[Problem]
Every entry below should be repeated exactly; the pictures should not.

# START OF Raw records

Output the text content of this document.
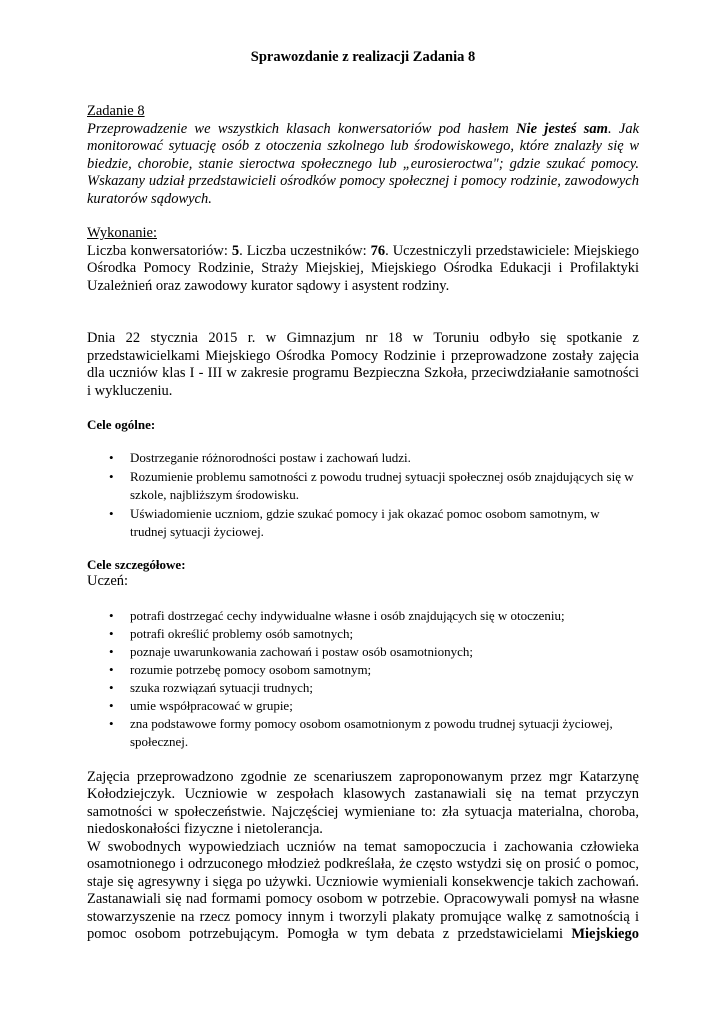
Sprawozdanie z realizacji Zadania 8

Zadanie 8

Przeprowadzenie we wszystkich klasach konwersatoriów pod hasłem Nie jesteś sam. Jak monitorować sytuację osób z otoczenia szkolnego lub środowiskowego, które znalazły się w biedzie, chorobie, stanie sieroctwa społecznego lub „eurosieroctwa"; gdzie szukać pomocy. Wskazany udział przedstawicieli ośrodków pomocy społecznej i pomocy rodzinie, zawodowych kuratorów sądowych.

Wykonanie:

Liczba konwersatoriów: 5. Liczba uczestników: 76. Uczestniczyli przedstawiciele: Miejskiego Ośrodka Pomocy Rodzinie, Straży Miejskiej, Miejskiego Ośrodka Edukacji i Profilaktyki Uzależnień oraz zawodowy kurator sądowy i asystent rodziny.

Dnia 22 stycznia 2015 r. w Gimnazjum nr 18 w Toruniu odbyło się spotkanie z przedstawicielkami Miejskiego Ośrodka Pomocy Rodzinie i przeprowadzone zostały zajęcia dla uczniów klas I - III w zakresie programu Bezpieczna Szkoła, przeciwdziałanie samotności i wykluczeniu.

Cele ogólne:

• Dostrzeganie różnorodności postaw i zachowań ludzi.
• Rozumienie problemu samotności z powodu trudnej sytuacji społecznej osób znajdujących się w szkole, najbliższym środowisku.
• Uświadomienie uczniom, gdzie szukać pomocy i jak okazać pomoc osobom samotnym, w trudnej sytuacji życiowej.

Cele szczegółowe:

Uczeń:

• potrafi dostrzegać cechy indywidualne własne i osób znajdujących się w otoczeniu;
• potrafi określić problemy osób samotnych;
• poznaje uwarunkowania zachowań i postaw osób osamotnionych;
• rozumie potrzebę pomocy osobom samotnym;
• szuka rozwiązań sytuacji trudnych;
• umie współpracować w grupie;
• zna podstawowe formy pomocy osobom osamotnionym z powodu trudnej sytuacji życiowej, społecznej.

Zajęcia przeprowadzono zgodnie ze scenariuszem zaproponowanym przez mgr Katarzynę Kołodziejczyk. Uczniowie w zespołach klasowych zastanawiali się na temat przyczyn samotności w społeczeństwie. Najczęściej wymieniane to: zła sytuacja materialna, choroba, niedoskonałości fizyczne i nietolerancja.

W swobodnych wypowiedziach uczniów na temat samopoczucia i zachowania człowieka osamotnionego i odrzuconego młodzież podkreślała, że często wstydzi się on prosić o pomoc, staje się agresywny i sięga po używki. Uczniowie wymieniali konsekwencje takich zachowań. Zastanawiali się nad formami pomocy osobom w potrzebie. Opracowywali pomysł na własne stowarzyszenie na rzecz pomocy innym i tworzyli plakaty promujące walkę z samotnością i pomoc osobom potrzebującym. Pomogła w tym debata z przedstawicielami Miejskiego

# END OF Raw records

[Exercise solution]
Output the text content of this document.
Sprawozdanie z realizacji Zadania 8

Zadanie 8

Przeprowadzenie we wszystkich klasach konwersatoriów pod hasłem Nie jesteś sam. Jak monitorować sytuację osób z otoczenia szkolnego lub środowiskowego, które znalazły się w biedzie, chorobie, stanie sieroctwa społecznego lub „eurosieroctwa"; gdzie szukać pomocy. Wskazany udział przedstawicieli ośrodków pomocy społecznej i pomocy rodzinie, zawodowych kuratorów sądowych.

Wykonanie:

Liczba konwersatoriów: 5. Liczba uczestników: 76. Uczestniczyli przedstawiciele: Miejskiego Ośrodka Pomocy Rodzinie, Straży Miejskiej, Miejskiego Ośrodka Edukacji i Profilaktyki Uzależnień oraz zawodowy kurator sądowy i asystent rodziny.

Dnia 22 stycznia 2015 r. w Gimnazjum nr 18 w Toruniu odbyło się spotkanie z przedstawicielkami Miejskiego Ośrodka Pomocy Rodzinie i przeprowadzone zostały zajęcia dla uczniów klas I - III w zakresie programu Bezpieczna Szkoła, przeciwdziałanie samotności i wykluczeniu.

Cele ogólne:

• Dostrzeganie różnorodności postaw i zachowań ludzi.
• Rozumienie problemu samotności z powodu trudnej sytuacji społecznej osób znajdujących się w szkole, najbliższym środowisku.
• Uświadomienie uczniom, gdzie szukać pomocy i jak okazać pomoc osobom samotnym, w trudnej sytuacji życiowej.

Cele szczegółowe:

Uczeń:

• potrafi dostrzegać cechy indywidualne własne i osób znajdujących się w otoczeniu;
• potrafi określić problemy osób samotnych;
• poznaje uwarunkowania zachowań i postaw osób osamotnionych;
• rozumie potrzebę pomocy osobom samotnym;
• szuka rozwiązań sytuacji trudnych;
• umie współpracować w grupie;
• zna podstawowe formy pomocy osobom osamotnionym z powodu trudnej sytuacji życiowej, społecznej.

Zajęcia przeprowadzono zgodnie ze scenariuszem zaproponowanym przez mgr Katarzynę Kołodziejczyk. Uczniowie w zespołach klasowych zastanawiali się na temat przyczyn samotności w społeczeństwie. Najczęściej wymieniane to: zła sytuacja materialna, choroba, niedoskonałości fizyczne i nietolerancja.

W swobodnych wypowiedziach uczniów na temat samopoczucia i zachowania człowieka osamotnionego i odrzuconego młodzież podkreślała, że często wstydzi się on prosić o pomoc, staje się agresywny i sięga po używki. Uczniowie wymieniali konsekwencje takich zachowań. Zastanawiali się nad formami pomocy osobom w potrzebie. Opracowywali pomysł na własne stowarzyszenie na rzecz pomocy innym i tworzyli plakaty promujące walkę z samotnością i pomoc osobom potrzebującym. Pomogła w tym debata z przedstawicielami Miejskiego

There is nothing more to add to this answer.